> [INFORMATION GIVEN]:
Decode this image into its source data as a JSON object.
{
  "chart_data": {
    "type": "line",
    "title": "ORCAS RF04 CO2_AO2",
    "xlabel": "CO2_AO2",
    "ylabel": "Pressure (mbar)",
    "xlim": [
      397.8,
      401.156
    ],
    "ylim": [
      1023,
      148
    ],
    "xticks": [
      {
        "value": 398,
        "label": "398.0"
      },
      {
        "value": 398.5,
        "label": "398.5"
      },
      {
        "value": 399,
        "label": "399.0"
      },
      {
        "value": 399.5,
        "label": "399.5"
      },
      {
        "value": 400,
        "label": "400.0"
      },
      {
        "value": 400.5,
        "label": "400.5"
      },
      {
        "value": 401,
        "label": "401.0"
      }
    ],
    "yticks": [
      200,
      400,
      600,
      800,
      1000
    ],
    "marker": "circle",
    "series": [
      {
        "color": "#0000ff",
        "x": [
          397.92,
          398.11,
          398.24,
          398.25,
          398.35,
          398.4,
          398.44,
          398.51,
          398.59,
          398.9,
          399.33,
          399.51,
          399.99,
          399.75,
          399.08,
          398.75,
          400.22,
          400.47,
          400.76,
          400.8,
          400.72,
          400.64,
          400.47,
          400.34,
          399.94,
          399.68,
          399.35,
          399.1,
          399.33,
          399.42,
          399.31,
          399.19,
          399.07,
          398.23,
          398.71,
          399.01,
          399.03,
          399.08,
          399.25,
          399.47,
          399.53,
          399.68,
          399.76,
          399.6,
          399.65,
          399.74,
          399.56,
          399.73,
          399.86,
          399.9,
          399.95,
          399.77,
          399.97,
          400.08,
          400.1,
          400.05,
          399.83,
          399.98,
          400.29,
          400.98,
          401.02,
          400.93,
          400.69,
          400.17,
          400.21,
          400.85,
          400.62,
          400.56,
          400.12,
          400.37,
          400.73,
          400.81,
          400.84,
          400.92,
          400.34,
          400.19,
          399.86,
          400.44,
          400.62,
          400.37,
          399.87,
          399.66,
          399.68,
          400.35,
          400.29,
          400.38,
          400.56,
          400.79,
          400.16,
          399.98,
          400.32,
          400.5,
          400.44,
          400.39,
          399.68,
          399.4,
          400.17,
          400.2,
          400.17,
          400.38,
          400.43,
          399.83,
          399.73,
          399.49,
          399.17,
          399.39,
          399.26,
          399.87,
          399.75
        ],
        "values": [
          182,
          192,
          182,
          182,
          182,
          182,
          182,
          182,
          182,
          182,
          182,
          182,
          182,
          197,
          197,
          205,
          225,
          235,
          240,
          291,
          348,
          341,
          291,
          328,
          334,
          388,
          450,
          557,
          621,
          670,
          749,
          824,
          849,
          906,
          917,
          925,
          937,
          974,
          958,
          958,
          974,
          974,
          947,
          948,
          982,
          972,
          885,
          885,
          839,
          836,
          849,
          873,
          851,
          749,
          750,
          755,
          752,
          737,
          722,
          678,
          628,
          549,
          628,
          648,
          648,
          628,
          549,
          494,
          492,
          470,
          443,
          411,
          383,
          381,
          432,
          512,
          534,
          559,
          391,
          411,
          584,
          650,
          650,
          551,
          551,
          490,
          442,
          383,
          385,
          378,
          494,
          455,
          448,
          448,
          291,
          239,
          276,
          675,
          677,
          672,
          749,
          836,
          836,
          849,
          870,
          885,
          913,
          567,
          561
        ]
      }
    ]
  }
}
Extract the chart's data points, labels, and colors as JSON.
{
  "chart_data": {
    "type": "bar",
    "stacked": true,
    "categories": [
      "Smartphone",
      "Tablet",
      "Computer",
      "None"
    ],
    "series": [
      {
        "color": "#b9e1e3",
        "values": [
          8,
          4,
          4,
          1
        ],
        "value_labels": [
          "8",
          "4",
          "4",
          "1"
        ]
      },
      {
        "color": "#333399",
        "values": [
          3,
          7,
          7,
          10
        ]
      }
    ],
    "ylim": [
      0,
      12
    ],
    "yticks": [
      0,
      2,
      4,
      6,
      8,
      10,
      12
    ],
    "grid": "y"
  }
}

> [WHAT IS NEEDED]: Emit the records above again, exactly, with no line skipped.

> [PROBLEM SOLUTION]:
Decode this image into its source data as a JSON object.
{
  "chart_data": {
    "type": "line",
    "title": "ORCAS RF04 CO2_AO2",
    "xlabel": "CO2_AO2",
    "ylabel": "Pressure (mbar)",
    "xlim": [
      397.8,
      401.156
    ],
    "ylim": [
      1023,
      148
    ],
    "xticks": [
      {
        "value": 398,
        "label": "398.0"
      },
      {
        "value": 398.5,
        "label": "398.5"
      },
      {
        "value": 399,
        "label": "399.0"
      },
      {
        "value": 399.5,
        "label": "399.5"
      },
      {
        "value": 400,
        "label": "400.0"
      },
      {
        "value": 400.5,
        "label": "400.5"
      },
      {
        "value": 401,
        "label": "401.0"
      }
    ],
    "yticks": [
      200,
      400,
      600,
      800,
      1000
    ],
    "marker": "circle",
    "series": [
      {
        "color": "#0000ff",
        "x": [
          397.92,
          398.11,
          398.24,
          398.25,
          398.35,
          398.4,
          398.44,
          398.51,
          398.59,
          398.9,
          399.33,
          399.51,
          399.99,
          399.75,
          399.08,
          398.75,
          400.22,
          400.47,
          400.76,
          400.8,
          400.72,
          400.64,
          400.47,
          400.34,
          399.94,
          399.68,
          399.35,
          399.1,
          399.33,
          399.42,
          399.31,
          399.19,
          399.07,
          398.23,
          398.71,
          399.01,
          399.03,
          399.08,
          399.25,
          399.47,
          399.53,
          399.68,
          399.76,
          399.6,
          399.65,
          399.74,
          399.56,
          399.73,
          399.86,
          399.9,
          399.95,
          399.77,
          399.97,
          400.08,
          400.1,
          400.05,
          399.83,
          399.98,
          400.29,
          400.98,
          401.02,
          400.93,
          400.69,
          400.17,
          400.21,
          400.85,
          400.62,
          400.56,
          400.12,
          400.37,
          400.73,
          400.81,
          400.84,
          400.92,
          400.34,
          400.19,
          399.86,
          400.44,
          400.62,
          400.37,
          399.87,
          399.66,
          399.68,
          400.35,
          400.29,
          400.38,
          400.56,
          400.79,
          400.16,
          399.98,
          400.32,
          400.5,
          400.44,
          400.39,
          399.68,
          399.4,
          400.17,
          400.2,
          400.17,
          400.38,
          400.43,
          399.83,
          399.73,
          399.49,
          399.17,
          399.39,
          399.26,
          399.87,
          399.75
        ],
        "values": [
          182,
          192,
          182,
          182,
          182,
          182,
          182,
          182,
          182,
          182,
          182,
          182,
          182,
          197,
          197,
          205,
          225,
          235,
          240,
          291,
          348,
          341,
          291,
          328,
          334,
          388,
          450,
          557,
          621,
          670,
          749,
          824,
          849,
          906,
          917,
          925,
          937,
          974,
          958,
          958,
          974,
          974,
          947,
          948,
          982,
          972,
          885,
          885,
          839,
          836,
          849,
          873,
          851,
          749,
          750,
          755,
          752,
          737,
          722,
          678,
          628,
          549,
          628,
          648,
          648,
          628,
          549,
          494,
          492,
          470,
          443,
          411,
          383,
          381,
          432,
          512,
          534,
          559,
          391,
          411,
          584,
          650,
          650,
          551,
          551,
          490,
          442,
          383,
          385,
          378,
          494,
          455,
          448,
          448,
          291,
          239,
          276,
          675,
          677,
          672,
          749,
          836,
          836,
          849,
          870,
          885,
          913,
          567,
          561
        ]
      }
    ]
  }
}
Extract the chart's data points, labels, and colors as JSON.
{
  "chart_data": {
    "type": "bar",
    "stacked": true,
    "categories": [
      "Smartphone",
      "Tablet",
      "Computer",
      "None"
    ],
    "series": [
      {
        "color": "#b9e1e3",
        "values": [
          8,
          4,
          4,
          1
        ],
        "value_labels": [
          "8",
          "4",
          "4",
          "1"
        ]
      },
      {
        "color": "#333399",
        "values": [
          3,
          7,
          7,
          10
        ]
      }
    ],
    "ylim": [
      0,
      12
    ],
    "yticks": [
      0,
      2,
      4,
      6,
      8,
      10,
      12
    ],
    "grid": "y"
  }
}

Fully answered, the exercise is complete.